Hedging is an integral part of delivering on this commitment. For the year, we are 97% hedged on our anticipated oil production at around $75 per barrel. This produces a very consistent cash flow profile, insulating us from risk associated with lower prices. Net debt to consolidated EBITDAX ratio is currently 1.13 times. Our ratio rose slightly as a result of our new debt issuance and redemption of 2028 and 2,030 notes due to debt issuance cost and redeeming the notes at a premium to their par value.

Speaker 6

We have significantly improved our capital structure since mid-twenty 23. Capital efficiency benefits from our successful integration of acquisitions are driving sustainable free cash flow generation. We're focused on paying down debt, reducing interest expense and targeting smart accretive acquisition that builds scale and strengthen our

Operator

Thank you. We will now begin our question and answer session.

Data lines →
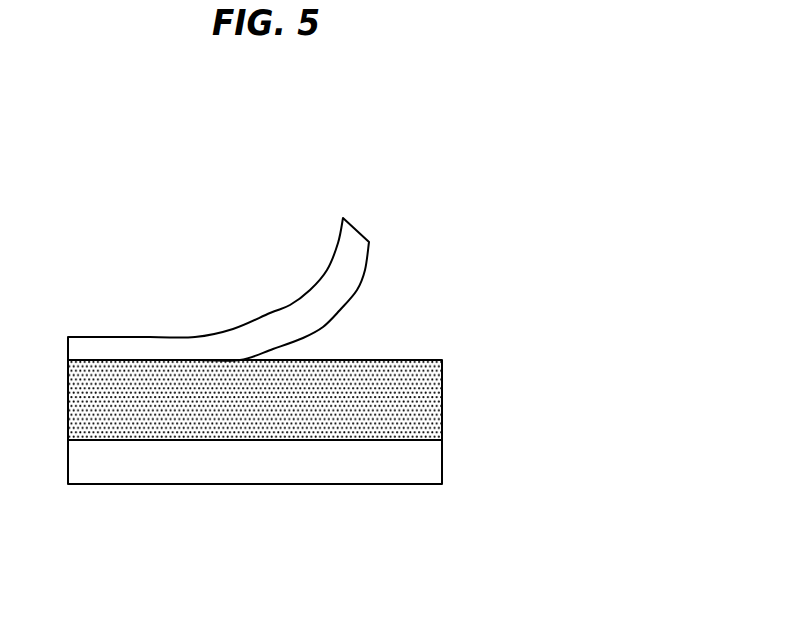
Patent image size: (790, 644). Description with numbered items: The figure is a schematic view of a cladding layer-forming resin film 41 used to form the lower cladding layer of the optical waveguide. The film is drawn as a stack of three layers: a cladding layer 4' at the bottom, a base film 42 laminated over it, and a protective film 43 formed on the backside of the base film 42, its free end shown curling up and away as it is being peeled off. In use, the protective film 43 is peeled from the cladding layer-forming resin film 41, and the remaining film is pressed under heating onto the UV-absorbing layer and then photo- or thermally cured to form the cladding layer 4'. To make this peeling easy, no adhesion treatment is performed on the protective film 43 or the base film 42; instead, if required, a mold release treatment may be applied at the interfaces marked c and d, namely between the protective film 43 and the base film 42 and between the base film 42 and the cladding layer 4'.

Task goal → Continue the earnings call transcript from the point where it stops. The listing has no connection to the earnings call transcript.

Answer to the exercise →
Speaker 7

Jason, my first question maybe for you, Katie, on Slide 7 on the latest presentation. Specifically, I like on that slide where you talk about the optimized development, you highlight the spacing, completion design, all these things that have seen improved results. I'm just wondering, could you talk about now what how has that changed? And what is now that you consider the most effective type of spacing and completion both in the Midland and Delaware versus, let's say, even last year?

Speaker 5

Good morning, Neil. This is Katie. There's a few pieces of this that we're pretty excited about. I think the first is that we've up space compared to some of the previous development plans. You can see in the productivity results that that's really well supported.

Speaker 5

The other piece of the Delaware story is that we've been able to drive down capital costs really effectively in the 1st 6 to 9 months of operating. So we reduced well costs for a 10,000 foot lateral by about 15% already and together between that and the up spacing and certainly having a really strong profitability impact on the Delaware inventory. We also are continuing to test some of the completion design in the area and I think that we'll be able see results of that across 2024 that will influence the 2025 plan as well, but promising results so far from the Delaware acreage.

Speaker 7

No, that's great to hear. And then by segment go ahead, Jason.

Speaker 3

I think you also had Midland in your question. I think for Midland, we're just part of what we're working through right now is just the co development. We've talked about these new zones both last quarter and quarter. As Katy mentioned in her commentary, we have the wine rack for the Western Glasscock development. There's a new zone in there.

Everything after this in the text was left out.